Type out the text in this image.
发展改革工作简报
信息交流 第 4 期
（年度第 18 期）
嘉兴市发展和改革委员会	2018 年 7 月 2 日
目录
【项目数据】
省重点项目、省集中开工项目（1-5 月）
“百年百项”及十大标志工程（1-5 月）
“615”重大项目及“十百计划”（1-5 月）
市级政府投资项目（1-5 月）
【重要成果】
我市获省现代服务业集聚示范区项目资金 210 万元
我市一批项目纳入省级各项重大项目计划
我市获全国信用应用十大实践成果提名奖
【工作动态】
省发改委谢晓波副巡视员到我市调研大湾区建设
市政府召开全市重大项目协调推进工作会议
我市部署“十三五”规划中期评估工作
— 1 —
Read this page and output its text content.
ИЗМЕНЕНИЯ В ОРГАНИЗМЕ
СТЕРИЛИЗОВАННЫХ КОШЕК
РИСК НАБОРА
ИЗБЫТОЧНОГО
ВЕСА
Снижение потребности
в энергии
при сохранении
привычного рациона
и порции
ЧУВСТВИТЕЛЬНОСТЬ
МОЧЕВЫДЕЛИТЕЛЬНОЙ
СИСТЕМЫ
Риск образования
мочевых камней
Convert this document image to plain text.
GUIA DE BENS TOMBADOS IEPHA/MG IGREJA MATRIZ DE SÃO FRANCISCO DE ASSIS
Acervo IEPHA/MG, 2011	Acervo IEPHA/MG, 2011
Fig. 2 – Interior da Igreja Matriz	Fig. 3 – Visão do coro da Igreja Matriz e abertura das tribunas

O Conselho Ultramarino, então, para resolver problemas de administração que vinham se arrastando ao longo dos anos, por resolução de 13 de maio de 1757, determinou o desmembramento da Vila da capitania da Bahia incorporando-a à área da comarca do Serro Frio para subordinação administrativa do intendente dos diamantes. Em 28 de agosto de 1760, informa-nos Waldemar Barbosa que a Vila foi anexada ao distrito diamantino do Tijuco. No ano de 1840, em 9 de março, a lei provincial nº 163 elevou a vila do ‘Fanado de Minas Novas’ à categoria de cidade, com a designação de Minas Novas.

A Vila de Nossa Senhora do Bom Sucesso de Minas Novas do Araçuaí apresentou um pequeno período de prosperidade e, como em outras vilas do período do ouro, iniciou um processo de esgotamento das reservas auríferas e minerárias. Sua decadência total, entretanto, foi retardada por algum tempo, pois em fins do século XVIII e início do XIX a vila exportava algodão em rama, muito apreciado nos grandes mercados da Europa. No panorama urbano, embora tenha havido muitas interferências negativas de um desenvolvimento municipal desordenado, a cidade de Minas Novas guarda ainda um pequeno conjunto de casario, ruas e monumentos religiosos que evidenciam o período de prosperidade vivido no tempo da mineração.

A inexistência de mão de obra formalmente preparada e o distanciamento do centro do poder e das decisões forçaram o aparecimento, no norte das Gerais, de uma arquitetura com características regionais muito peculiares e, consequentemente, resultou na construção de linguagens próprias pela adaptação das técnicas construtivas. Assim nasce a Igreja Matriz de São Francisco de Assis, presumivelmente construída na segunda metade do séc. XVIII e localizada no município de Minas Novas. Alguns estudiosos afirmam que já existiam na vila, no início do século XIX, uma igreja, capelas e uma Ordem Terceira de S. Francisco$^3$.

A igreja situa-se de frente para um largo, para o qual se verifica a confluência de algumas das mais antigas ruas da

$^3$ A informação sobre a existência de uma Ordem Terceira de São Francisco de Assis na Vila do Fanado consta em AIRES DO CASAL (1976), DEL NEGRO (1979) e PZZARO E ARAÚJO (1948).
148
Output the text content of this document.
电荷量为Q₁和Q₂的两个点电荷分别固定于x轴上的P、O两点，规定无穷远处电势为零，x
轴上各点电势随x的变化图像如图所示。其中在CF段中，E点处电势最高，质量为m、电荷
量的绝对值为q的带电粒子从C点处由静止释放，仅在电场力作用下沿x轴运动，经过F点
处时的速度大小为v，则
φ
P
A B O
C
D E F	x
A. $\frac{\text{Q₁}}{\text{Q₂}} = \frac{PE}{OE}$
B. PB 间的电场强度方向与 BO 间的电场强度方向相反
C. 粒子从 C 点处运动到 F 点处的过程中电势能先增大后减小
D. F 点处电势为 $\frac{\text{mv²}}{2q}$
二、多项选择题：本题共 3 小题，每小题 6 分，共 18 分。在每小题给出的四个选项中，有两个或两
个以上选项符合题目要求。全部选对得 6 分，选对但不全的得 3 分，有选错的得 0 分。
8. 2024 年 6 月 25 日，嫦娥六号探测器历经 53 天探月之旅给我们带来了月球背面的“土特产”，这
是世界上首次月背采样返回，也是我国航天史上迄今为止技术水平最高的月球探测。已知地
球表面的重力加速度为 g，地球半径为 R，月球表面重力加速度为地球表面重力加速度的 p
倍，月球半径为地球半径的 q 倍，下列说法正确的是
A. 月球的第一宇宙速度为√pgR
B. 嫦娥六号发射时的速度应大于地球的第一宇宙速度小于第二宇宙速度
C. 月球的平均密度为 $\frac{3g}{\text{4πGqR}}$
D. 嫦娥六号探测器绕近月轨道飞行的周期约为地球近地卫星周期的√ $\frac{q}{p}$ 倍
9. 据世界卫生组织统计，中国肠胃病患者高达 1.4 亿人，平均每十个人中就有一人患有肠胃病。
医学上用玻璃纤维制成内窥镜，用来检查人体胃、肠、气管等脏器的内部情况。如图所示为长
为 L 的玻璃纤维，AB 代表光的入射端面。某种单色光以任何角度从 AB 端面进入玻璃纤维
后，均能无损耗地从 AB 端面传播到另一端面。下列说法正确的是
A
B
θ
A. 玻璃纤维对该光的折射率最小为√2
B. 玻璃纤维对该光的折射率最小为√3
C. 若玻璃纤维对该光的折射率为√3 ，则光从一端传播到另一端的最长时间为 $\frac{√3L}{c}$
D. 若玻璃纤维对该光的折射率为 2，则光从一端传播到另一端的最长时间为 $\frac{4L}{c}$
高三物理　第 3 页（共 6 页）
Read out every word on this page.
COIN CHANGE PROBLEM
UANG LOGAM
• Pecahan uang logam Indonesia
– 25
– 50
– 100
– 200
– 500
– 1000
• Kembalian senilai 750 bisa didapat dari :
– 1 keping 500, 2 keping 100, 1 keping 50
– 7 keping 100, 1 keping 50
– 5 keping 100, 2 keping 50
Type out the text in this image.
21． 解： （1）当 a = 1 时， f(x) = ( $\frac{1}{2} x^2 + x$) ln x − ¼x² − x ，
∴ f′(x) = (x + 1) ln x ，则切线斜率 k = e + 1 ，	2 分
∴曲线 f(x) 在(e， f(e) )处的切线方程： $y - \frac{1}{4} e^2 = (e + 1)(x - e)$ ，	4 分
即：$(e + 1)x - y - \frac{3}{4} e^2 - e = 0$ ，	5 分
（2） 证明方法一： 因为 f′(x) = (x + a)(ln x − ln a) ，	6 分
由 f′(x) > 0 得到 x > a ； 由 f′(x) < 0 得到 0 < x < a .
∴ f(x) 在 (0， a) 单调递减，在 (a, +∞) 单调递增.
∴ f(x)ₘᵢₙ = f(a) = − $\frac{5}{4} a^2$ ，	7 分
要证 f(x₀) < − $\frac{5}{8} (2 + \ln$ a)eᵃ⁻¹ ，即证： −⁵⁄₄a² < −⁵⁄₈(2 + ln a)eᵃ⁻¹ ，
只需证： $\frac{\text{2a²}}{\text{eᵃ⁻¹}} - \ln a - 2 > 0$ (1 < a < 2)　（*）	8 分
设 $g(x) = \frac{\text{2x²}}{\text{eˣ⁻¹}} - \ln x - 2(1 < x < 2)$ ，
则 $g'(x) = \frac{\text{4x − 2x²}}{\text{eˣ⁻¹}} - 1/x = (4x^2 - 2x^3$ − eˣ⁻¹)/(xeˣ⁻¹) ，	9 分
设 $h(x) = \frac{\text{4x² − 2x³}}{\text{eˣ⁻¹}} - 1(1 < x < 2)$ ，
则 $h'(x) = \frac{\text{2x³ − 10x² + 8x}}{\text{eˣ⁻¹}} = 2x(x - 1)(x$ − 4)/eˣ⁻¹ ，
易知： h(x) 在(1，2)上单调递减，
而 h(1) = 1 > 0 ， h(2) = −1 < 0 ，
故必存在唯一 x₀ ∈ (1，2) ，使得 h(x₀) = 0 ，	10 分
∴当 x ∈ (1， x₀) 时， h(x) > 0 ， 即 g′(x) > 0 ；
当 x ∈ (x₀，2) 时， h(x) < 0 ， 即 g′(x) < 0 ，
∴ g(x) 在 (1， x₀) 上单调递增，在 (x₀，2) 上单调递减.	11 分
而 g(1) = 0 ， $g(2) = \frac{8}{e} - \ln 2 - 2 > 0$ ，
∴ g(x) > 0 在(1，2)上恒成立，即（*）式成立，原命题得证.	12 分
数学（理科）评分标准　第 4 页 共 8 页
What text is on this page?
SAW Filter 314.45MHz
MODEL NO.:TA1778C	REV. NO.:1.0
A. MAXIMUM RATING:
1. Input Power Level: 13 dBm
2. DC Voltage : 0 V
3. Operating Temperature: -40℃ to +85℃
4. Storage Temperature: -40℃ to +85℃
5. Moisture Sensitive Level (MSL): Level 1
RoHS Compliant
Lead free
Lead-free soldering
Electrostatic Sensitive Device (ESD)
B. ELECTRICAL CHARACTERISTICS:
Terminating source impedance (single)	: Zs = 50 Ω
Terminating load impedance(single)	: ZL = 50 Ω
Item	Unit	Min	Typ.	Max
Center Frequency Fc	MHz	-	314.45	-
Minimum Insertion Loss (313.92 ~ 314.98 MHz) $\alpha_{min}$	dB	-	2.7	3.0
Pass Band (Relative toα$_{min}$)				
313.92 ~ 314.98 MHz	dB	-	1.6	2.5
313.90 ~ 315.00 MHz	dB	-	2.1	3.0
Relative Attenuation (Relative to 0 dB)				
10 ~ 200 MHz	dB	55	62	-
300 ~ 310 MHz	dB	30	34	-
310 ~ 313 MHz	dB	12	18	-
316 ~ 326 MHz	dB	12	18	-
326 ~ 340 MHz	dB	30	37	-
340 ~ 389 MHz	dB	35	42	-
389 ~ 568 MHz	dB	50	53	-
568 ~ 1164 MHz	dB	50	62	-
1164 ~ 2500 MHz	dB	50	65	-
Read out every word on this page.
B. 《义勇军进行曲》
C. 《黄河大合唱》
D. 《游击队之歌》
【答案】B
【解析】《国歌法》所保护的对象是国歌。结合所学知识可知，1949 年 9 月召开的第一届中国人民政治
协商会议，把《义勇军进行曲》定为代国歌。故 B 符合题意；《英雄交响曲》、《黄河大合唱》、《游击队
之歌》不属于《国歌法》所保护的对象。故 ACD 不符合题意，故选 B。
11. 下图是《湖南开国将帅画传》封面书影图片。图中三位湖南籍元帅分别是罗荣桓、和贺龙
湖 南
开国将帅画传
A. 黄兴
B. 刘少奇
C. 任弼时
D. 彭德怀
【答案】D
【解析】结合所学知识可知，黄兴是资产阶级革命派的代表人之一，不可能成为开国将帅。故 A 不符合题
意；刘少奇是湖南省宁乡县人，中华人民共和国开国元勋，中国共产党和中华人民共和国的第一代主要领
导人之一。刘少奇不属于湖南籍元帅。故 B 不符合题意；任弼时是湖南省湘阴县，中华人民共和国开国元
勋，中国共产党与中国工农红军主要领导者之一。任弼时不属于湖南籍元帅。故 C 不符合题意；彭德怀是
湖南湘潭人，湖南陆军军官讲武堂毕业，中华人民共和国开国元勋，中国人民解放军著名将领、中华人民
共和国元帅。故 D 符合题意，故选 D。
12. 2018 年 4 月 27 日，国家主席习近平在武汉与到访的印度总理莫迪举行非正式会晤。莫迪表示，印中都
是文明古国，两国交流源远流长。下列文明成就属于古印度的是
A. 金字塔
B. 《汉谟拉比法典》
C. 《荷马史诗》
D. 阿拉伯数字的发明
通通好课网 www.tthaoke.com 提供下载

★ ★ ★ ★

▸ **INSTRUCTIONS FOR THE TASK**: In the records above, find the lines containing "Temperature" and copy them.

▸ **EXERCISE RESPONSE**:
3. Operating Temperature: -40℃ to +85℃
4. Storage Temperature: -40℃ to +85℃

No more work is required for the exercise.